(Data listing)
# # # #

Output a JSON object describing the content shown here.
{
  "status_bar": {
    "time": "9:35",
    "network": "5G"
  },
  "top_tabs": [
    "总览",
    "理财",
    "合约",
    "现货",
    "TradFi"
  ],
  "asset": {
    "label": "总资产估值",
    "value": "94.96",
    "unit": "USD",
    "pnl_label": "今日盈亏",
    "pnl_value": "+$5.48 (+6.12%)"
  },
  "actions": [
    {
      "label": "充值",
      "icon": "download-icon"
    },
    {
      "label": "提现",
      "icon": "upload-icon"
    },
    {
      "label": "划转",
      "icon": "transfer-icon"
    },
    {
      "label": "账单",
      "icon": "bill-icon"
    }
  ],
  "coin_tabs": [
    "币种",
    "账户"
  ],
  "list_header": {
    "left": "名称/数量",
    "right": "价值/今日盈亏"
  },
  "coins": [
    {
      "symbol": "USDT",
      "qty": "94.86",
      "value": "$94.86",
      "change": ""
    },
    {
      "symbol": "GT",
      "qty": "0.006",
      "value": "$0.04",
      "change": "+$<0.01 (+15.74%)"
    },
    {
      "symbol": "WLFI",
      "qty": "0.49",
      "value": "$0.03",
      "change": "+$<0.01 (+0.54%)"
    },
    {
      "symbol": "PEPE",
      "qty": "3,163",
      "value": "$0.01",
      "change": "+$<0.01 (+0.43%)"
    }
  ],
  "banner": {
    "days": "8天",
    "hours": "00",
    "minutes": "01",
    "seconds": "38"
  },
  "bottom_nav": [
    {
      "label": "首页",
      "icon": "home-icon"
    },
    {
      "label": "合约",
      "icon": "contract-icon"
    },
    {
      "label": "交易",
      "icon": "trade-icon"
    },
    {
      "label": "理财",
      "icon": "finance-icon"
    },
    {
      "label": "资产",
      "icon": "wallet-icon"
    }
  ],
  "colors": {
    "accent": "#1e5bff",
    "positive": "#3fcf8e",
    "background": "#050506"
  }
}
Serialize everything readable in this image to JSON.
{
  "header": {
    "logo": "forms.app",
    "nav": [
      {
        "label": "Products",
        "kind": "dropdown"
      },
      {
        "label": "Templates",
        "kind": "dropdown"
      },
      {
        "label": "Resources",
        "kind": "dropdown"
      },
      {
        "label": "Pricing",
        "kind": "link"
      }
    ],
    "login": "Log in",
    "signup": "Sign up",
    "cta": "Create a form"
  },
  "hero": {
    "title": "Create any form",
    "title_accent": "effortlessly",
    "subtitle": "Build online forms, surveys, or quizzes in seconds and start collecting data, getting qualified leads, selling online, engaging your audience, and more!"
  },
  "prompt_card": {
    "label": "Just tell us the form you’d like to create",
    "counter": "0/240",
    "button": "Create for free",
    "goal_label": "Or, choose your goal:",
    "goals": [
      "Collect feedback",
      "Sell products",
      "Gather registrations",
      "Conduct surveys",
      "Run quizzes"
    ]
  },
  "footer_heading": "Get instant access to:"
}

# # # #

# Given request
Only lines with "icon" are wanted here; list each of them.

# Exercise answer
      "icon": "download-icon"
      "icon": "upload-icon"
      "icon": "transfer-icon"
      "icon": "bill-icon"
      "icon": "home-icon"
      "icon": "contract-icon"
      "icon": "trade-icon"
      "icon": "finance-icon"
      "icon": "wallet-icon"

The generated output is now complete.